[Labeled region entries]
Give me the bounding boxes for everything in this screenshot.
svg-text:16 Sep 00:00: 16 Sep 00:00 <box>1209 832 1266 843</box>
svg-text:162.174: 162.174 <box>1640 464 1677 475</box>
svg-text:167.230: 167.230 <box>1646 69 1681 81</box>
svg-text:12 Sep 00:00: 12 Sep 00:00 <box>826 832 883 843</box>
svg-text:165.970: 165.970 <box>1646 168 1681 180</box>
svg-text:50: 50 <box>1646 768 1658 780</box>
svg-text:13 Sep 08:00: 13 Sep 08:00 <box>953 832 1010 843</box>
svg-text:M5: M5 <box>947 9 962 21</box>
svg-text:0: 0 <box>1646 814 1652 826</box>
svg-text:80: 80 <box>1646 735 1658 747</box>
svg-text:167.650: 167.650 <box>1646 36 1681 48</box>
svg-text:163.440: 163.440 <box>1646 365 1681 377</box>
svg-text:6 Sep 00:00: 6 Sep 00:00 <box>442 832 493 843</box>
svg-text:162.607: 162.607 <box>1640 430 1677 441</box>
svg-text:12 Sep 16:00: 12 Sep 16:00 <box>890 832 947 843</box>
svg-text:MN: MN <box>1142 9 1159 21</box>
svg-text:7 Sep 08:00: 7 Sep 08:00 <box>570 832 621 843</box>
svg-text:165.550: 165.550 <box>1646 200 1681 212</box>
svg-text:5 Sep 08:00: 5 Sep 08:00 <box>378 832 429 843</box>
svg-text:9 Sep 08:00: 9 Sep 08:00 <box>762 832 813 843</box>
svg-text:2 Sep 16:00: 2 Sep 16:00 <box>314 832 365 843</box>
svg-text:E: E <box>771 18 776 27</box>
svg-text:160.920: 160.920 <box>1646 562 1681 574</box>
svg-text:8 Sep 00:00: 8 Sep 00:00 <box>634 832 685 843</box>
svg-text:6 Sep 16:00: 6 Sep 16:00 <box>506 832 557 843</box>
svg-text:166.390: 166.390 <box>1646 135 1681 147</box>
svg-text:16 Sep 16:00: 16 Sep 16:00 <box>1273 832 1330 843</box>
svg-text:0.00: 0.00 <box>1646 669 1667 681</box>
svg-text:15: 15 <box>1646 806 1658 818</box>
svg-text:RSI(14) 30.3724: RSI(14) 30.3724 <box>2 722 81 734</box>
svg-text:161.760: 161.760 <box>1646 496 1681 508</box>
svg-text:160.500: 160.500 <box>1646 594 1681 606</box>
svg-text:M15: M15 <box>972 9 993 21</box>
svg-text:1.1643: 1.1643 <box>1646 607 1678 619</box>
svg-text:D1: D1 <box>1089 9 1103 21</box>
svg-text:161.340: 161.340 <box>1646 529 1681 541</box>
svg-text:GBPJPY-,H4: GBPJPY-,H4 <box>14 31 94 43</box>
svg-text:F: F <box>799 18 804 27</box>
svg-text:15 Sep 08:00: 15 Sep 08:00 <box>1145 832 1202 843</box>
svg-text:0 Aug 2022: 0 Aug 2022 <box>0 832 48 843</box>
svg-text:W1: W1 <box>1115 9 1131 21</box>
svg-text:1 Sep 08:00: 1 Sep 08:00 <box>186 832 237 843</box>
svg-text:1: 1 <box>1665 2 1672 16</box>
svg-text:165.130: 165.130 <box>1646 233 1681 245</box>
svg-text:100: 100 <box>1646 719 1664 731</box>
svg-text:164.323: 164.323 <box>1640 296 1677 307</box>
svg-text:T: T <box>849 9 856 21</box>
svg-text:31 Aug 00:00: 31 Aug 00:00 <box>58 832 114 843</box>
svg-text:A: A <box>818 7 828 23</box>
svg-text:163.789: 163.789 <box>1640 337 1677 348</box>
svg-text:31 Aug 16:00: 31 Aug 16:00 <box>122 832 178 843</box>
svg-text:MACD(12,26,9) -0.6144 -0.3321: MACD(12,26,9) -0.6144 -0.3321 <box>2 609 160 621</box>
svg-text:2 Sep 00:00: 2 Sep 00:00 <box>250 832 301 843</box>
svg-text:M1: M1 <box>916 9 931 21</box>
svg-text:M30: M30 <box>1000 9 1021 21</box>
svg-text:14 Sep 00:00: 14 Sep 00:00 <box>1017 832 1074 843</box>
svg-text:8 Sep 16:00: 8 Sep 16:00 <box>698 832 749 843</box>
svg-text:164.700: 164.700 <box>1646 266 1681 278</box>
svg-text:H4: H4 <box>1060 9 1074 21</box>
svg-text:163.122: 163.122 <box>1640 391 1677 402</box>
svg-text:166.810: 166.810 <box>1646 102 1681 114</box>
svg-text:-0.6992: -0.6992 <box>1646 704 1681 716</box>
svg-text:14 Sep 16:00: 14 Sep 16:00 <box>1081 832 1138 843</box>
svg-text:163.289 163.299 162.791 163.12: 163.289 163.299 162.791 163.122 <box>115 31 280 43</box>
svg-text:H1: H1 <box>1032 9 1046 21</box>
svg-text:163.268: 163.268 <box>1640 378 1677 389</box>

* _WRITTEN EXERCISE_
Present every line above as a Markdown table with two columns, "No." for the row number and "Line" for the line itself, leaving out any blank lines.

* _CORRECT RESULT_
| No. | Line |
|---|---|
| 1 | Give me the bounding boxes for everything in this screenshot. |
| 2 | svg-text:16 Sep 00:00: 16 Sep 00:00 <box>1209 832 1266 843</box> |
| 3 | svg-text:162.174: 162.174 <box>1640 464 1677 475</box> |
| 4 | svg-text:167.230: 167.230 <box>1646 69 1681 81</box> |
| 5 | svg-text:12 Sep 00:00: 12 Sep 00:00 <box>826 832 883 843</box> |
| 6 | svg-text:165.970: 165.970 <box>1646 168 1681 180</box> |
| 7 | svg-text:50: 50 <box>1646 768 1658 780</box> |
| 8 | svg-text:13 Sep 08:00: 13 Sep 08:00 <box>953 832 1010 843</box> |
| 9 | svg-text:M5: M5 <box>947 9 962 21</box> |
| 10 | svg-text:0: 0 <box>1646 814 1652 826</box> |
| 11 | svg-text:80: 80 <box>1646 735 1658 747</box> |
| 12 | svg-text:167.650: 167.650 <box>1646 36 1681 48</box> |
| 13 | svg-text:163.440: 163.440 <box>1646 365 1681 377</box> |
| 14 | svg-text:6 Sep 00:00: 6 Sep 00:00 <box>442 832 493 843</box> |
| 15 | svg-text:162.607: 162.607 <box>1640 430 1677 441</box> |
| 16 | svg-text:12 Sep 16:00: 12 Sep 16:00 <box>890 832 947 843</box> |
| 17 | svg-text:MN: MN <box>1142 9 1159 21</box> |
| 18 | svg-text:7 Sep 08:00: 7 Sep 08:00 <box>570 832 621 843</box> |
| 19 | svg-text:165.550: 165.550 <box>1646 200 1681 212</box> |
| 20 | svg-text:5 Sep 08:00: 5 Sep 08:00 <box>378 832 429 843</box> |
| 21 | svg-text:9 Sep 08:00: 9 Sep 08:00 <box>762 832 813 843</box> |
| 22 | svg-text:2 Sep 16:00: 2 Sep 16:00 <box>314 832 365 843</box> |
| 23 | svg-text:E: E <box>771 18 776 27</box> |
| 24 | svg-text:160.920: 160.920 <box>1646 562 1681 574</box> |
| 25 | svg-text:8 Sep 00:00: 8 Sep 00:00 <box>634 832 685 843</box> |
| 26 | svg-text:6 Sep 16:00: 6 Sep 16:00 <box>506 832 557 843</box> |
| 27 | svg-text:166.390: 166.390 <box>1646 135 1681 147</box> |
| 28 | svg-text:16 Sep 16:00: 16 Sep 16:00 <box>1273 832 1330 843</box> |
| 29 | svg-text:0.00: 0.00 <box>1646 669 1667 681</box> |
| 30 | svg-text:15: 15 <box>1646 806 1658 818</box> |
| 31 | svg-text:RSI(14) 30.3724: RSI(14) 30.3724 <box>2 722 81 734</box> |
| 32 | svg-text:161.760: 161.760 <box>1646 496 1681 508</box> |
| 33 | svg-text:160.500: 160.500 <box>1646 594 1681 606</box> |
| 34 | svg-text:M15: M15 <box>972 9 993 21</box> |
| 35 | svg-text:1.1643: 1.1643 <box>1646 607 1678 619</box> |
| 36 | svg-text:D1: D1 <box>1089 9 1103 21</box> |
| 37 | svg-text:161.340: 161.340 <box>1646 529 1681 541</box> |
| 38 | svg-text:GBPJPY-,H4: GBPJPY-,H4 <box>14 31 94 43</box> |
| 39 | svg-text:F: F <box>799 18 804 27</box> |
| 40 | svg-text:15 Sep 08:00: 15 Sep 08:00 <box>1145 832 1202 843</box> |
| 41 | svg-text:0 Aug 2022: 0 Aug 2022 <box>0 832 48 843</box> |
| 42 | svg-text:W1: W1 <box>1115 9 1131 21</box> |
| 43 | svg-text:1 Sep 08:00: 1 Sep 08:00 <box>186 832 237 843</box> |
| 44 | svg-text:1: 1 <box>1665 2 1672 16</box> |
| 45 | svg-text:165.130: 165.130 <box>1646 233 1681 245</box> |
| 46 | svg-text:100: 100 <box>1646 719 1664 731</box> |
| 47 | svg-text:164.323: 164.323 <box>1640 296 1677 307</box> |
| 48 | svg-text:T: T <box>849 9 856 21</box> |
| 49 | svg-text:31 Aug 00:00: 31 Aug 00:00 <box>58 832 114 843</box> |
| 50 | svg-text:A: A <box>818 7 828 23</box> |
| 51 | svg-text:163.789: 163.789 <box>1640 337 1677 348</box> |
| 52 | svg-text:31 Aug 16:00: 31 Aug 16:00 <box>122 832 178 843</box> |
| 53 | svg-text:MACD(12,26,9) -0.6144 -0.3321: MACD(12,26,9) -0.6144 -0.3321 <box>2 609 160 621</box> |
| 54 | svg-text:2 Sep 00:00: 2 Sep 00:00 <box>250 832 301 843</box> |
| 55 | svg-text:M1: M1 <box>916 9 931 21</box> |
| 56 | svg-text:M30: M30 <box>1000 9 1021 21</box> |
| 57 | svg-text:14 Sep 00:00: 14 Sep 00:00 <box>1017 832 1074 843</box> |
| 58 | svg-text:8 Sep 16:00: 8 Sep 16:00 <box>698 832 749 843</box> |
| 59 | svg-text:164.700: 164.700 <box>1646 266 1681 278</box> |
| 60 | svg-text:H4: H4 <box>1060 9 1074 21</box> |
| 61 | svg-text:163.122: 163.122 <box>1640 391 1677 402</box> |
| 62 | svg-text:166.810: 166.810 <box>1646 102 1681 114</box> |
| 63 | svg-text:-0.6992: -0.6992 <box>1646 704 1681 716</box> |
| 64 | svg-text:14 Sep 16:00: 14 Sep 16:00 <box>1081 832 1138 843</box> |
| 65 | svg-text:163.289 163.299 162.791 163.12: 163.289 163.299 162.791 163.122 <box>115 31 280 43</box> |
| 66 | svg-text:H1: H1 <box>1032 9 1046 21</box> |
| 67 | svg-text:163.268: 163.268 <box>1640 378 1677 389</box> |